─── Page excerpt

Now, let us specify the layers of the neural network. First, we need to prepare an embedding matrix. Since we use the same vocabulary for input and output, we need only one such matrix. For tasks with different vocabularies there would be multiple embedding layers.
- Create embeddings matrix with [tf.Variable](https://www.tensorflow.org/api_docs/python/tf/Variable). Specify its name, type (tf.float32), and initialize with random values.
- Perform [embeddings lookup](https://www.tensorflow.org/api_docs/python/tf/nn/embedding_lookup) for a given input batch.

In [26]:
def create_embeddings(self, vocab_size, embeddings_size):
    """Specifies embeddings layer and embeds an input batch."""
     
    #初始化 vocab_size:15    embeddings_size:512?
    random_initializer = tf.random_uniform((vocab_size, embeddings_size), -1.0, 1.0)

──────
─── Items

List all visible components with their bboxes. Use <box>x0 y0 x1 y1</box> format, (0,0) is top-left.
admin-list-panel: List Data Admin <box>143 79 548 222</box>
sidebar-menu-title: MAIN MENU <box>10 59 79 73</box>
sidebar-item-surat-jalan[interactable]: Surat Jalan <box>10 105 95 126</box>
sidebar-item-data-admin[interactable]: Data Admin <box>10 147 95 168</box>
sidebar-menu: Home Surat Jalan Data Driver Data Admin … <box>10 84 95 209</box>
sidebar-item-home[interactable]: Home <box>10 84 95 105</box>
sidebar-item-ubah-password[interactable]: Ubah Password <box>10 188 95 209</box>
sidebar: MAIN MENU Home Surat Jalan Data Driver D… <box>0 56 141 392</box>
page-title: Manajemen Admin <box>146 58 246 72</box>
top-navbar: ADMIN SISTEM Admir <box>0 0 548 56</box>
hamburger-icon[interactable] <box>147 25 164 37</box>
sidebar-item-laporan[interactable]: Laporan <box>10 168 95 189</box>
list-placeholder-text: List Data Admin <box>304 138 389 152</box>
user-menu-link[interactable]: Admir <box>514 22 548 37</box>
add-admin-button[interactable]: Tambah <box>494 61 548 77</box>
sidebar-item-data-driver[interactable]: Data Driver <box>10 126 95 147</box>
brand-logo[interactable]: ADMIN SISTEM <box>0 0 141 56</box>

──────

→ Task list
A) Answer these from the embeddings excerpt, one per line:
(i) Why is only one embedding matrix needed?
(ii) What type should the embeddings matrix be given?
(iii) Between which two values does the random initializer draw?
B) Transcribe the part of the embeddings excerpt starting with "Now, let us" and going on through "given input batch.".
The data stand apart from the embeddings excerpt.

→ Answers to the exercises
A)
(i) The same vocabulary is used for input and output.
(ii) tf.float32
(iii) -1.0 and 1.0

B)
Now, let us specify the layers of the neural network. First, we need to prepare an embedding matrix. Since we use the same vocabulary for input and output, we need only one such matrix. For tasks with different vocabularies there would be multiple embedding layers.
- Create embeddings matrix with [tf.Variable](https://www.tensorflow.org/api_docs/python/tf/Variable). Specify its name, type (tf.float32), and initialize with random values.
- Perform [embeddings lookup](https://www.tensorflow.org/api_docs/python/tf/nn/embedding_lookup) for a given input batch.